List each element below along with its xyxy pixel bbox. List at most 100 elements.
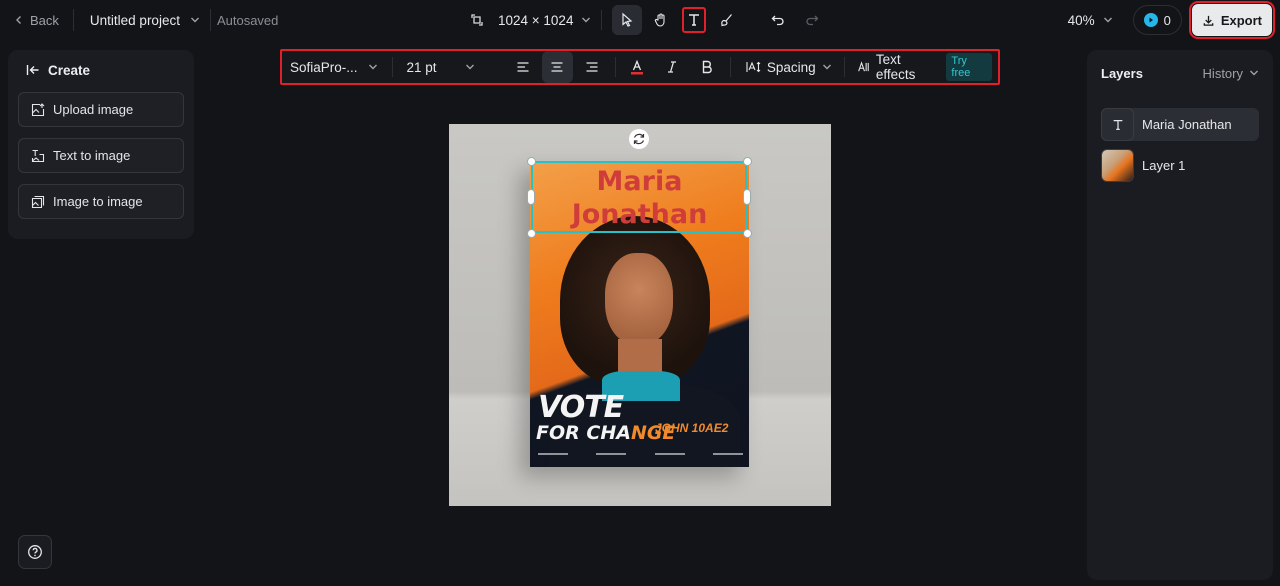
align-left-button[interactable] [507,51,538,83]
select-tool-button[interactable] [612,5,643,35]
align-right-icon [586,62,598,72]
chevron-down-icon [1103,17,1112,23]
undo-icon [772,15,785,26]
spacing-icon [746,61,761,73]
text-to-image-icon [31,149,45,162]
layer-name: Maria Jonathan [1142,117,1232,132]
align-center-icon [551,62,563,72]
resize-handle-tr[interactable] [743,157,752,166]
chevron-down-icon [190,17,199,23]
redo-icon [806,15,819,26]
font-size-dropdown[interactable]: 21 pt [393,60,490,75]
align-center-button[interactable] [541,51,573,83]
align-right-button[interactable] [577,51,608,83]
text-color-icon [631,59,644,75]
poster-face [605,253,673,345]
layers-tab[interactable]: Layers [1101,66,1143,81]
divider [843,57,845,77]
cursor-icon [622,12,633,27]
text-effects-icon [857,61,869,72]
canvas-size-value: 1024 × 1024 [498,12,574,28]
chevron-down-icon [466,64,475,70]
upload-image-label: Upload image [53,102,134,117]
image-to-image-label: Image to image [53,194,143,209]
zoom-value: 40% [1067,12,1095,28]
divider [615,57,617,77]
image-to-image-icon [31,195,45,208]
resize-handle-tl[interactable] [527,157,536,166]
italic-icon [668,61,676,73]
brush-tool-button[interactable] [712,5,742,35]
resize-handle-bl[interactable] [527,229,536,238]
export-label: Export [1220,12,1262,28]
text-tool-button[interactable] [682,7,707,33]
text-effects-label: Text effects [875,52,916,82]
layer-name: Layer 1 [1142,158,1186,173]
chevron-down-icon [582,17,591,23]
resize-icon [471,14,483,26]
chevron-down-icon [368,64,377,70]
poster-footer [538,453,743,459]
project-title: Untitled project [89,12,180,28]
back-button[interactable]: Back [14,9,74,31]
resize-button[interactable] [462,5,492,35]
chevron-down-icon [1250,70,1258,76]
chevron-down-icon [822,64,831,70]
download-icon [1203,15,1214,26]
hand-icon [655,13,666,27]
create-panel: Create Upload image Text to image Image … [8,50,194,239]
font-size-value: 21 pt [406,59,437,75]
autosave-status: Autosaved [216,12,279,28]
text-to-image-button[interactable]: Text to image [18,138,184,173]
try-free-badge: Try free [946,53,992,81]
bold-icon [702,60,712,74]
poster-headline: VOTE [538,390,624,425]
zoom-dropdown[interactable]: 40% [1068,13,1113,28]
text-layer-thumbnail [1101,108,1134,141]
font-family-dropdown[interactable]: SofiaPro-... [282,57,393,77]
project-title-dropdown[interactable]: Untitled project [74,9,211,31]
layers-panel: Layers History Maria Jonathan Layer 1 [1087,50,1273,580]
resize-handle-right[interactable] [743,189,751,205]
text-effects-button[interactable]: Text effects Try free [851,52,998,82]
upload-image-button[interactable]: Upload image [18,92,184,127]
text-icon [689,14,700,26]
resize-handle-left[interactable] [527,189,535,205]
create-label: Create [48,62,91,78]
credit-icon [1143,13,1158,27]
resize-handle-br[interactable] [743,229,752,238]
text-icon [1113,119,1122,130]
text-color-button[interactable] [622,51,653,83]
chevron-left-icon [16,16,21,24]
design-canvas[interactable]: VOTE FOR CHANGE JOHN 10AE2 Maria Jonatha… [449,124,831,506]
canvas-size-dropdown[interactable]: 1024 × 1024 [498,13,591,28]
divider [752,10,753,30]
image-layer-thumbnail [1101,149,1134,182]
export-button[interactable]: Export [1188,1,1276,39]
layer-item-image[interactable]: Layer 1 [1101,149,1259,182]
spacing-label: Spacing [766,59,816,75]
upload-image-icon [31,102,45,116]
bold-button[interactable] [691,51,722,83]
undo-button[interactable] [763,5,793,35]
help-icon [28,545,42,559]
back-label: Back [30,12,59,28]
rotate-handle[interactable] [629,129,649,149]
layer-item-text[interactable]: Maria Jonathan [1101,108,1259,141]
divider [729,57,731,77]
credits-badge[interactable]: 0 [1132,5,1182,35]
history-dropdown[interactable]: History [1203,66,1259,81]
hand-tool-button[interactable] [646,5,676,35]
credits-count: 0 [1163,12,1171,28]
create-header[interactable]: Create [26,60,184,80]
brush-icon [721,14,733,27]
text-format-toolbar: SofiaPro-... 21 pt Spacing Text effects … [280,49,1000,85]
font-family-value: SofiaPro-... [290,59,358,75]
collapse-left-icon [26,65,39,75]
help-button[interactable] [18,535,52,569]
italic-button[interactable] [657,51,688,83]
image-to-image-button[interactable]: Image to image [18,184,184,219]
redo-button[interactable] [797,5,827,35]
spacing-dropdown[interactable]: Spacing [737,59,840,75]
text-selection-box[interactable] [531,161,747,233]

------------------------------------------------------------

• **Set problem**: Copy the lines starting at the one containing "align-left-button[interactable] [507,51,538,83]" and ending at the one containing "text-effects-icon [857,61,869,72]", with no changes.

• **Solution**:
align-left-button[interactable] [507,51,538,83]
select-tool-button[interactable] [612,5,643,35]
align-right-icon [586,62,598,72]
chevron-down-icon [1103,17,1112,23]
undo-icon [772,15,785,26]
spacing-icon [746,61,761,73]
text-to-image-icon [31,149,45,162]
layer-name: Maria Jonathan [1142,117,1232,132]
align-center-icon [551,62,563,72]
resize-handle-tr[interactable] [743,157,752,166]
chevron-down-icon [190,17,199,23]
redo-icon [806,15,819,26]
font-size-dropdown[interactable]: 21 pt [393,60,490,75]
align-center-button[interactable] [541,51,573,83]
align-right-button[interactable] [577,51,608,83]
text-color-icon [631,59,644,75]
poster-face [605,253,673,345]
layers-tab[interactable]: Layers [1101,66,1143,81]
divider [843,57,845,77]
cursor-icon [622,12,633,27]
text-effects-icon [857,61,869,72]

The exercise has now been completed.